:: REQUIRED TASK ::
Collect all the lines that mention the word "meta".

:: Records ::
──────────

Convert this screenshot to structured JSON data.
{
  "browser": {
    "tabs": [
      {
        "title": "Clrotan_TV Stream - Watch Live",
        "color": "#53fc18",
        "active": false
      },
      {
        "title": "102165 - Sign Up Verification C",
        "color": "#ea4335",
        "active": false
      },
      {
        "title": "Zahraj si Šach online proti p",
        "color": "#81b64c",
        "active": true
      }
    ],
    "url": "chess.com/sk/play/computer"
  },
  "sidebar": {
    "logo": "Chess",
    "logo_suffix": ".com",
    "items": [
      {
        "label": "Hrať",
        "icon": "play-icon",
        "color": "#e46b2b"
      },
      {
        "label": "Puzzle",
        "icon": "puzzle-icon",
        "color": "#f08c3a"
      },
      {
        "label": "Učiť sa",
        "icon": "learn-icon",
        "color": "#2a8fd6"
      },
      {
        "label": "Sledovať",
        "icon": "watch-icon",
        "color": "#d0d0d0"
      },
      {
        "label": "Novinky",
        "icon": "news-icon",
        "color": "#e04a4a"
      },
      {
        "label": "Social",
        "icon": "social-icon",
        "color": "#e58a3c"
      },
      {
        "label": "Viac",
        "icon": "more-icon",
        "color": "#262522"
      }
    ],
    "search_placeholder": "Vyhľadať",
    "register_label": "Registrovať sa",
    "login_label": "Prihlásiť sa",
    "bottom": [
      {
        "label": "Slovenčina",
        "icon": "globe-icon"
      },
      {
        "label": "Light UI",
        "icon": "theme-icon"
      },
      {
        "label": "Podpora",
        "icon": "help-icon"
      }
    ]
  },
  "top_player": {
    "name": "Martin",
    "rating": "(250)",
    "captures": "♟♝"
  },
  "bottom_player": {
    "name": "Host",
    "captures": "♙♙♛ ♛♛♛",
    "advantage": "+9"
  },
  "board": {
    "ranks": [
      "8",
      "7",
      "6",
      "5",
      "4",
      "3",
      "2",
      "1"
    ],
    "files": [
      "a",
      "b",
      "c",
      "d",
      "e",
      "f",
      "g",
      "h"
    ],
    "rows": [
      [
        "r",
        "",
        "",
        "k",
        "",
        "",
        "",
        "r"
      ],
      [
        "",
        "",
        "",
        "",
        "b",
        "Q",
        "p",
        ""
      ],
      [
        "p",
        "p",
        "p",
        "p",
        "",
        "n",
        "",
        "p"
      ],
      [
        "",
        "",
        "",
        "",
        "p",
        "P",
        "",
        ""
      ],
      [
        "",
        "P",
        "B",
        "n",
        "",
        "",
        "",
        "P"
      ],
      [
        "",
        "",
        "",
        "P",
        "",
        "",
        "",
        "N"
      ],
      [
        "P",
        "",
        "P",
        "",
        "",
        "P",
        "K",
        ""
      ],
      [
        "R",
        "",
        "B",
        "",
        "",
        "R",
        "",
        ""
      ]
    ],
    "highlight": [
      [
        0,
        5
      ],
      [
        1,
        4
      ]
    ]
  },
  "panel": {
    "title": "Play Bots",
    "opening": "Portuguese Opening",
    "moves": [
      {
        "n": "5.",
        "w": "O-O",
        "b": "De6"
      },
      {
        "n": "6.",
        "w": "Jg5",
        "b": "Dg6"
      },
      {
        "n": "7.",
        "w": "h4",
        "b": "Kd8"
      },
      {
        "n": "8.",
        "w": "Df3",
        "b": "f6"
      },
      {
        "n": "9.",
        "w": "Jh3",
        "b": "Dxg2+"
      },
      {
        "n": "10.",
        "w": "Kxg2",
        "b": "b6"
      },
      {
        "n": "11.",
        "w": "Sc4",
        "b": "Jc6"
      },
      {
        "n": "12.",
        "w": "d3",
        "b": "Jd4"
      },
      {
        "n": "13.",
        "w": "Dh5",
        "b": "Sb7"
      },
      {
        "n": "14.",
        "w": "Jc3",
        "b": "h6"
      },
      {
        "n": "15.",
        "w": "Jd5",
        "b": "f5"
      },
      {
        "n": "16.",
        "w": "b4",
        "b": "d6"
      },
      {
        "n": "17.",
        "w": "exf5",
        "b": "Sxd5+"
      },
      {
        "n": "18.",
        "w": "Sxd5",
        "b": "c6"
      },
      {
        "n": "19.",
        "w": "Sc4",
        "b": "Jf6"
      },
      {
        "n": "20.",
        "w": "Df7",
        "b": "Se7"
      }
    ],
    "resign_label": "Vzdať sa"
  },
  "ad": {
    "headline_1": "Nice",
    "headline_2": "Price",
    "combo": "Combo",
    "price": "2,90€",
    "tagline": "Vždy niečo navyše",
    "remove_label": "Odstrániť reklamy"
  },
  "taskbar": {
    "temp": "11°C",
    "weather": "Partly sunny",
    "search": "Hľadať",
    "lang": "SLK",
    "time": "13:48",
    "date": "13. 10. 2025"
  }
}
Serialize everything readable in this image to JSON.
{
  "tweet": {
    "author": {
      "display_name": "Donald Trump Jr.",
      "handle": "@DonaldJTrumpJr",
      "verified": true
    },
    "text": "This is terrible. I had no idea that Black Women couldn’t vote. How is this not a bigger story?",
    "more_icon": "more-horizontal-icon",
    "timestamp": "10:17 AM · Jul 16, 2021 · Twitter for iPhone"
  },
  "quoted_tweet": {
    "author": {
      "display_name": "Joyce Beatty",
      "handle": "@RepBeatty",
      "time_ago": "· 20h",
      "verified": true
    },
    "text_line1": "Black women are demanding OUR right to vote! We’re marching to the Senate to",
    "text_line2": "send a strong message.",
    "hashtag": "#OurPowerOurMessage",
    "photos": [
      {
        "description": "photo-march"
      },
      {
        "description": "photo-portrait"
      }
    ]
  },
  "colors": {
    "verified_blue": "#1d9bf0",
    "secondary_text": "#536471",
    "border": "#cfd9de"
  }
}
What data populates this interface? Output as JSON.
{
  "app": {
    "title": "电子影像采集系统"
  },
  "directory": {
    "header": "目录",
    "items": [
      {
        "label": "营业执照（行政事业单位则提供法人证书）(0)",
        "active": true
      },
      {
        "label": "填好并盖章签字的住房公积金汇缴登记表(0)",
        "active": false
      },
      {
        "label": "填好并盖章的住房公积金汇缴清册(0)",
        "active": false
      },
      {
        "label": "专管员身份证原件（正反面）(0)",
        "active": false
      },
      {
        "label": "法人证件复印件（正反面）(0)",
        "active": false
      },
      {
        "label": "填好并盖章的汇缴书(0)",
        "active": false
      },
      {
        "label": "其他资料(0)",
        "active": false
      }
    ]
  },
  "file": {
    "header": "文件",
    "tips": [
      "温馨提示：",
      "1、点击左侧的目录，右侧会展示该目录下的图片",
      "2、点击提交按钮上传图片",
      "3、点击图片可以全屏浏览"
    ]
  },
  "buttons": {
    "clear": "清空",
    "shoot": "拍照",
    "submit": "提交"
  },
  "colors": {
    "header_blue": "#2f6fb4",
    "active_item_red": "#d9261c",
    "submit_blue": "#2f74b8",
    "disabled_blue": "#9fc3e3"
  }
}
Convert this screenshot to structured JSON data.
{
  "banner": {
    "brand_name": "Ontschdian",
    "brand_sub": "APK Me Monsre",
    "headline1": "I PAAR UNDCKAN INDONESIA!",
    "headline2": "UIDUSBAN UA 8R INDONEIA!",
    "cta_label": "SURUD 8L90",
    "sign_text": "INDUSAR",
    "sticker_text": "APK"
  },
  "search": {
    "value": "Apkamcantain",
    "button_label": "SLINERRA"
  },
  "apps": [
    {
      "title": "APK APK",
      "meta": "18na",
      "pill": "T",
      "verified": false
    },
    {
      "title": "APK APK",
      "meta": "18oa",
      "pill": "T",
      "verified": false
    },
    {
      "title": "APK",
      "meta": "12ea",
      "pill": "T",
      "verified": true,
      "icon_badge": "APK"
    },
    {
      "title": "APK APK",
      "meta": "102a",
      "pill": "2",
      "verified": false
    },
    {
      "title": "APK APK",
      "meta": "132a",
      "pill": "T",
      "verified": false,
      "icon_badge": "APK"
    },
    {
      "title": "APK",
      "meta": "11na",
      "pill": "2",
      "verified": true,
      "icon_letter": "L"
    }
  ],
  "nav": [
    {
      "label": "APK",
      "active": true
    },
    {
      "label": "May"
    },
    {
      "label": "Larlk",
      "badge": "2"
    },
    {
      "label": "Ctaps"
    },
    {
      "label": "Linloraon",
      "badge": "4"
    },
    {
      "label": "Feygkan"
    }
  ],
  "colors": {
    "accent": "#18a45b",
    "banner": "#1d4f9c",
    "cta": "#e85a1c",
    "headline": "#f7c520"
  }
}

──────────

:: ANSWER TO THIS EXERCISE ::
      "meta": "18na",
      "meta": "18oa",
      "meta": "12ea",
      "meta": "102a",
      "meta": "132a",
      "meta": "11na",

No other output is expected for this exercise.